» To do: Show every line in the entries below where the word "marker" appears.

» Data lines:

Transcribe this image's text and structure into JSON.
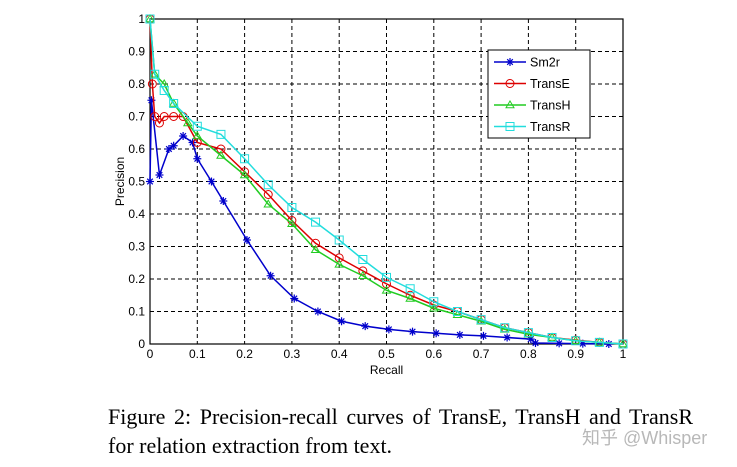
{
  "chart_data": {
    "type": "line",
    "xlabel": "Recall",
    "ylabel": "Precision",
    "xlim": [
      0,
      1
    ],
    "ylim": [
      0,
      1
    ],
    "xticks": [
      "0",
      "0.1",
      "0.2",
      "0.3",
      "0.4",
      "0.5",
      "0.6",
      "0.7",
      "0.8",
      "0.9",
      "1"
    ],
    "yticks": [
      "0",
      "0.1",
      "0.2",
      "0.3",
      "0.4",
      "0.5",
      "0.6",
      "0.7",
      "0.8",
      "0.9",
      "1"
    ],
    "grid": true,
    "legend_position": "top-right",
    "series": [
      {
        "name": "Sm2r",
        "color": "#0000cc",
        "marker": "asterisk",
        "x": [
          0,
          0.003,
          0.02,
          0.04,
          0.05,
          0.07,
          0.09,
          0.1,
          0.13,
          0.155,
          0.205,
          0.255,
          0.305,
          0.355,
          0.405,
          0.455,
          0.505,
          0.555,
          0.605,
          0.655,
          0.705,
          0.755,
          0.805,
          0.815,
          0.865,
          0.915,
          0.97
        ],
        "y": [
          0.5,
          0.75,
          0.52,
          0.6,
          0.61,
          0.64,
          0.62,
          0.57,
          0.5,
          0.44,
          0.32,
          0.21,
          0.14,
          0.1,
          0.07,
          0.055,
          0.045,
          0.038,
          0.033,
          0.028,
          0.025,
          0.02,
          0.015,
          0.003,
          0.002,
          0.001,
          0
        ]
      },
      {
        "name": "TransE",
        "color": "#dd0000",
        "marker": "circle",
        "x": [
          0,
          0.005,
          0.01,
          0.02,
          0.03,
          0.05,
          0.07,
          0.1,
          0.15,
          0.2,
          0.25,
          0.3,
          0.35,
          0.4,
          0.45,
          0.5,
          0.55,
          0.6,
          0.65,
          0.7,
          0.75,
          0.8,
          0.85,
          0.9,
          0.95,
          1
        ],
        "y": [
          1,
          0.8,
          0.7,
          0.68,
          0.7,
          0.7,
          0.7,
          0.62,
          0.6,
          0.53,
          0.46,
          0.38,
          0.31,
          0.265,
          0.225,
          0.185,
          0.15,
          0.12,
          0.1,
          0.075,
          0.05,
          0.035,
          0.02,
          0.012,
          0.005,
          0
        ]
      },
      {
        "name": "TransH",
        "color": "#22cc22",
        "marker": "triangle",
        "x": [
          0,
          0.01,
          0.03,
          0.05,
          0.08,
          0.1,
          0.15,
          0.2,
          0.25,
          0.3,
          0.35,
          0.4,
          0.45,
          0.5,
          0.55,
          0.6,
          0.65,
          0.7,
          0.75,
          0.8,
          0.85,
          0.9,
          0.95,
          1
        ],
        "y": [
          1,
          0.83,
          0.8,
          0.74,
          0.68,
          0.64,
          0.58,
          0.52,
          0.43,
          0.37,
          0.29,
          0.245,
          0.21,
          0.165,
          0.14,
          0.11,
          0.09,
          0.07,
          0.045,
          0.03,
          0.02,
          0.01,
          0.005,
          0
        ]
      },
      {
        "name": "TransR",
        "color": "#22dddd",
        "marker": "square",
        "x": [
          0,
          0.01,
          0.03,
          0.05,
          0.1,
          0.15,
          0.2,
          0.25,
          0.3,
          0.35,
          0.4,
          0.45,
          0.5,
          0.55,
          0.6,
          0.65,
          0.7,
          0.75,
          0.8,
          0.85,
          0.9,
          0.95,
          1
        ],
        "y": [
          1,
          0.83,
          0.78,
          0.74,
          0.67,
          0.645,
          0.57,
          0.49,
          0.42,
          0.375,
          0.32,
          0.26,
          0.205,
          0.17,
          0.13,
          0.1,
          0.075,
          0.05,
          0.035,
          0.02,
          0.01,
          0.005,
          0
        ]
      }
    ]
  },
  "caption": "Figure 2: Precision-recall curves of TransE, TransH and TransR for relation extraction from text.",
  "watermark": "知乎 @Whisper"
}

» Written solution:
        "marker": "asterisk",
        "marker": "circle",
        "marker": "triangle",
        "marker": "square",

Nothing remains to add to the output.